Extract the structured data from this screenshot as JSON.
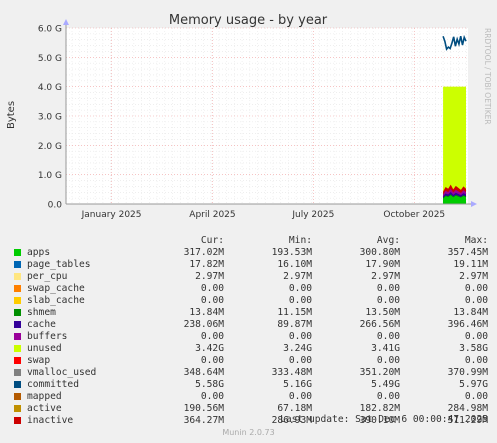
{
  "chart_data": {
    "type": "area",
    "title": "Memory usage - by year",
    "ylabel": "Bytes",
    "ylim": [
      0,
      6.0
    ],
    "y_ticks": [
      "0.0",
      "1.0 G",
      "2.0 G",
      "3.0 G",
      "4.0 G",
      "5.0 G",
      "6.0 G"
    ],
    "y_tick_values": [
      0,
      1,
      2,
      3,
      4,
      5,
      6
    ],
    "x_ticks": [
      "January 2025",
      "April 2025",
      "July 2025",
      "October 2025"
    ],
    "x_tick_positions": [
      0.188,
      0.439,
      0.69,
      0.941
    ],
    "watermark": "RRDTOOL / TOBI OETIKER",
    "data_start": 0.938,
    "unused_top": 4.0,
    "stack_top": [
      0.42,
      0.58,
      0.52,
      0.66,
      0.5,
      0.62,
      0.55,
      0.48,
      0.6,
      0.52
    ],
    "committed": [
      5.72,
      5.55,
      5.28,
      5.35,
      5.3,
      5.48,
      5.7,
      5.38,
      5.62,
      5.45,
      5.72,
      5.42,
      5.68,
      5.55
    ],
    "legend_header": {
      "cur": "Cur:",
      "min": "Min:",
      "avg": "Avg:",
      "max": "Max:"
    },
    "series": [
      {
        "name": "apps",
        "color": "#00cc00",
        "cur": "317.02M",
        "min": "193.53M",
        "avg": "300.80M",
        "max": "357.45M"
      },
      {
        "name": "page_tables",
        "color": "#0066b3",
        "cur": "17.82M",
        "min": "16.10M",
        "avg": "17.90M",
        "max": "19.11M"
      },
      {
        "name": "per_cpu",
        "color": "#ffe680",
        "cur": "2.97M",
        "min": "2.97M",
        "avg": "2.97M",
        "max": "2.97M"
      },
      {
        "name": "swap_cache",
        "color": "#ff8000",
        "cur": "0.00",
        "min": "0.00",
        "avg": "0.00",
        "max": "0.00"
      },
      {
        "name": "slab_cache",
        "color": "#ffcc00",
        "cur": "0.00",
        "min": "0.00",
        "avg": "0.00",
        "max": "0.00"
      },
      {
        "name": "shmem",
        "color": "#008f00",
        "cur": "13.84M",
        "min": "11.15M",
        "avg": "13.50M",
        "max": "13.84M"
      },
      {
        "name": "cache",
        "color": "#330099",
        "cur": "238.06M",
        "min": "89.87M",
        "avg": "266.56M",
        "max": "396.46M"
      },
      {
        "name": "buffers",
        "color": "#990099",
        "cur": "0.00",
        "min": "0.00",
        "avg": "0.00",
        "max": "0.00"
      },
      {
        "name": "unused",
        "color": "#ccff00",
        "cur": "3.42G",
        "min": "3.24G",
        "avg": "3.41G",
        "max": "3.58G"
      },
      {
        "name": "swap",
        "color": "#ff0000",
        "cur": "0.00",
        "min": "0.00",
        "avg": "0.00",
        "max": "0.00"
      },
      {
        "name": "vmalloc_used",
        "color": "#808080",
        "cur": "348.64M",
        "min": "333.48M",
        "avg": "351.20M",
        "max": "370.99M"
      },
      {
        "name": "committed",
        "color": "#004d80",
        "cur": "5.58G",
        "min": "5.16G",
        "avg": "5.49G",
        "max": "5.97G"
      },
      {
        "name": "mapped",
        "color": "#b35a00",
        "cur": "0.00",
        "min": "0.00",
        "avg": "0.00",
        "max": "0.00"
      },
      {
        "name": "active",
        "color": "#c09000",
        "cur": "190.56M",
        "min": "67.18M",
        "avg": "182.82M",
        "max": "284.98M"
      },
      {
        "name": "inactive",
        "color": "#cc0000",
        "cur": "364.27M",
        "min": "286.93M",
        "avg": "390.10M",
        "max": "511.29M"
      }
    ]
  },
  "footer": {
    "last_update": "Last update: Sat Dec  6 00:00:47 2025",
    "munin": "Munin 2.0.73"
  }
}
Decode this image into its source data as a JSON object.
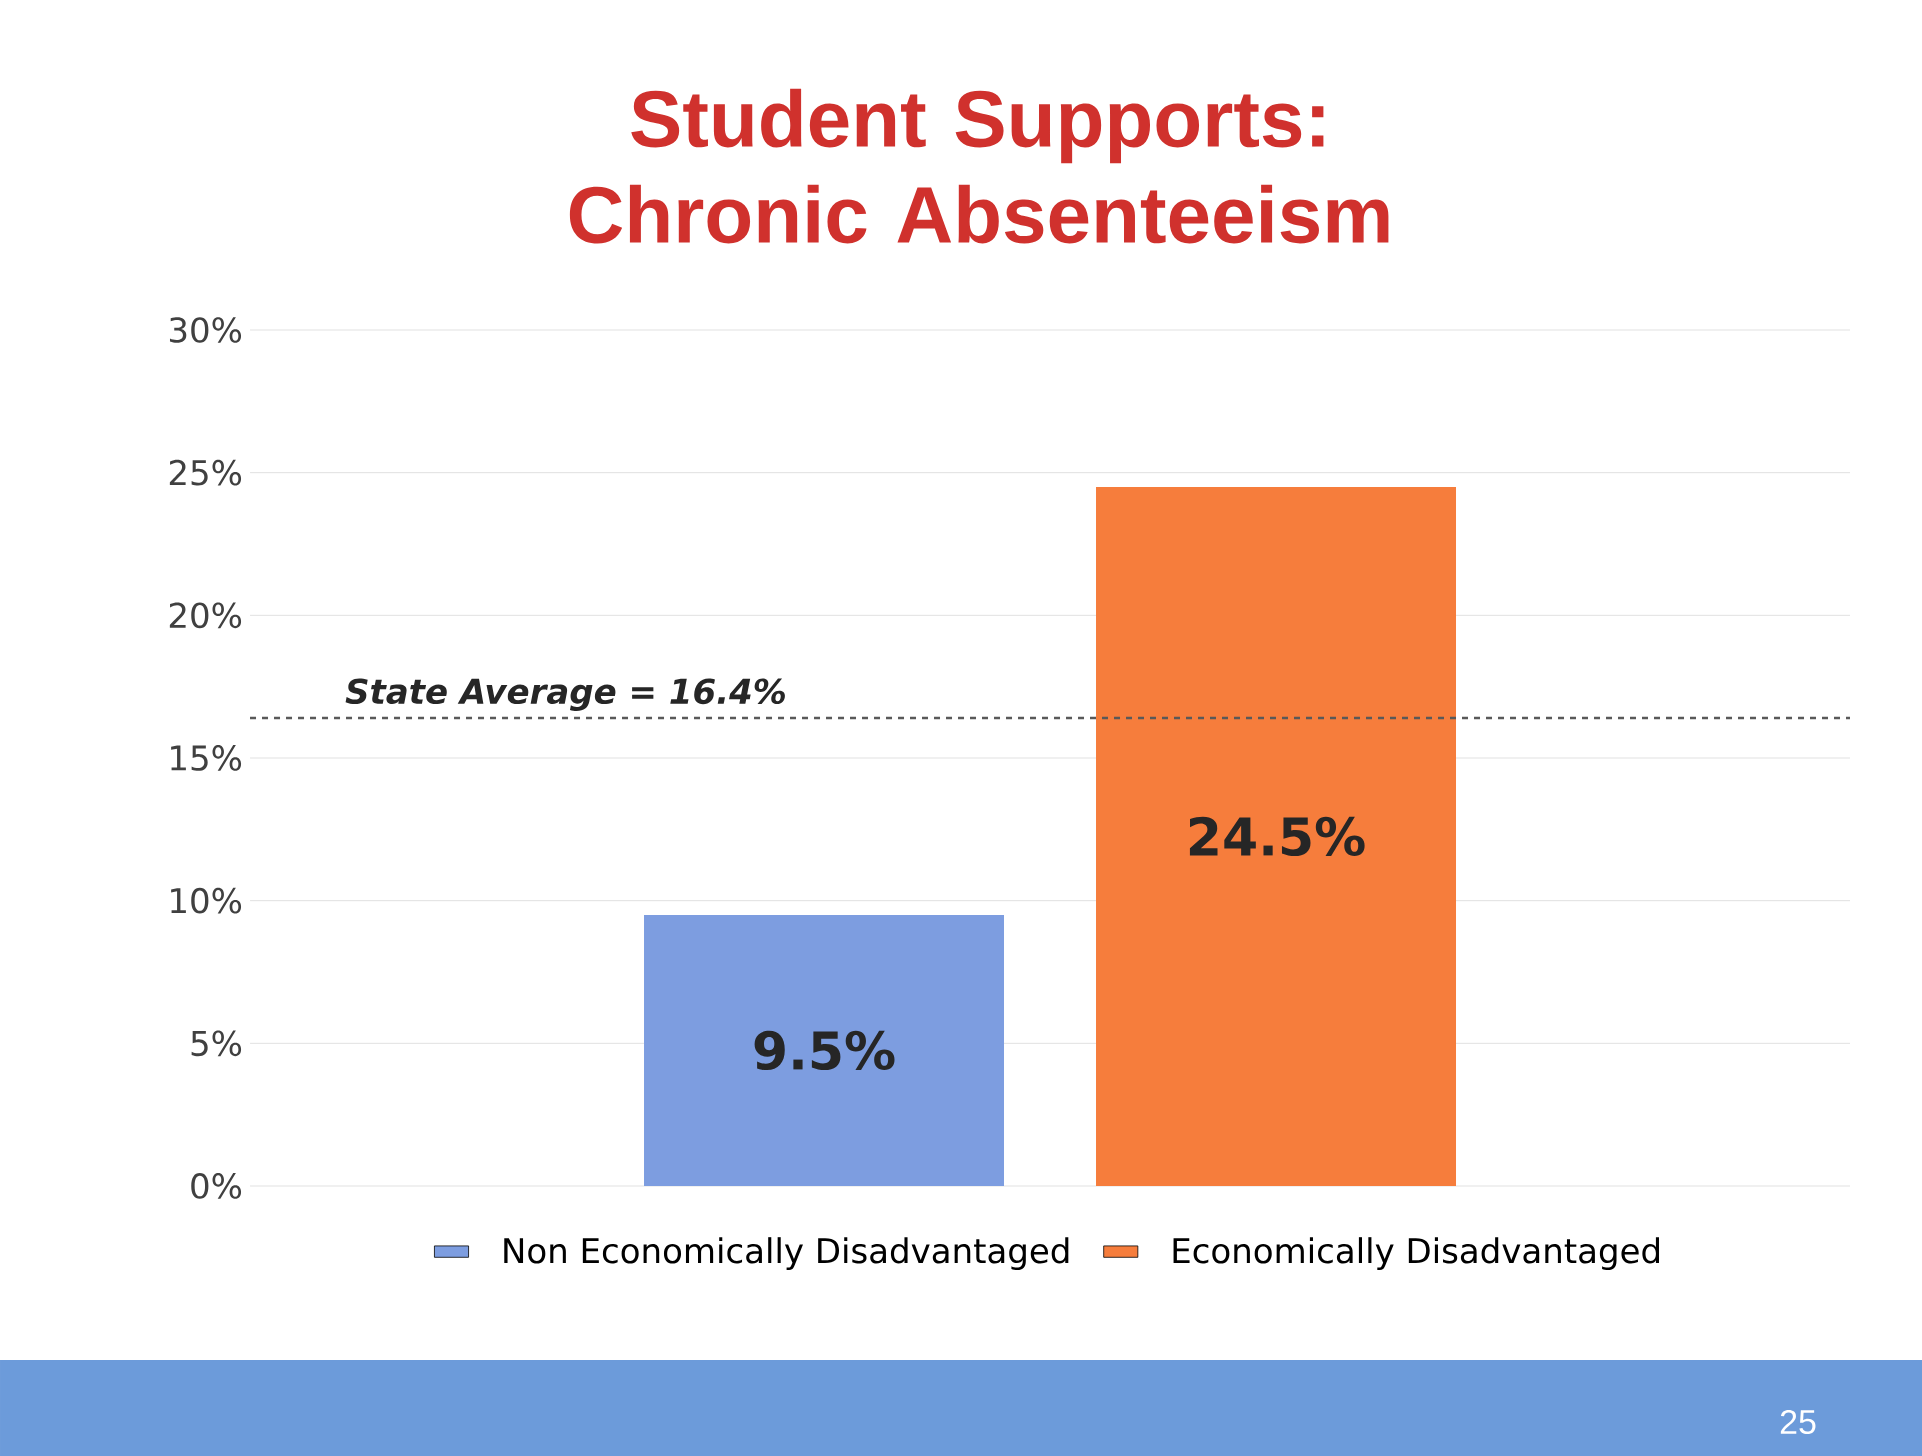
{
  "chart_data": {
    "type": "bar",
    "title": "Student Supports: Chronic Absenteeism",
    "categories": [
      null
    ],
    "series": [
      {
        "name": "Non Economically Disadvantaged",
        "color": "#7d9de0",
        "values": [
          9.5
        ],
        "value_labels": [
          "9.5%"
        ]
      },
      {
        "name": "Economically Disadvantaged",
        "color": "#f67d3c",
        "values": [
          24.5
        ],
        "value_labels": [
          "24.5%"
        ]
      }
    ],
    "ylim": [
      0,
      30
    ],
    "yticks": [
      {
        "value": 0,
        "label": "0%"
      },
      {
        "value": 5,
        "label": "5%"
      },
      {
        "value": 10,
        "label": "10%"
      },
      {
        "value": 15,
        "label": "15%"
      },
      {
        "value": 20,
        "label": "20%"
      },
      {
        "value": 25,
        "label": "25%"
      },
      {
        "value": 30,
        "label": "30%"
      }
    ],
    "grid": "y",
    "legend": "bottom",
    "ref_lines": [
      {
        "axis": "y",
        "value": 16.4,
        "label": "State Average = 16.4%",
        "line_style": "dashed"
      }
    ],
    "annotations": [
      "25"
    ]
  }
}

Exercise task: Count how many lines above include the word "title" and answer with that figure only.

Reply: 2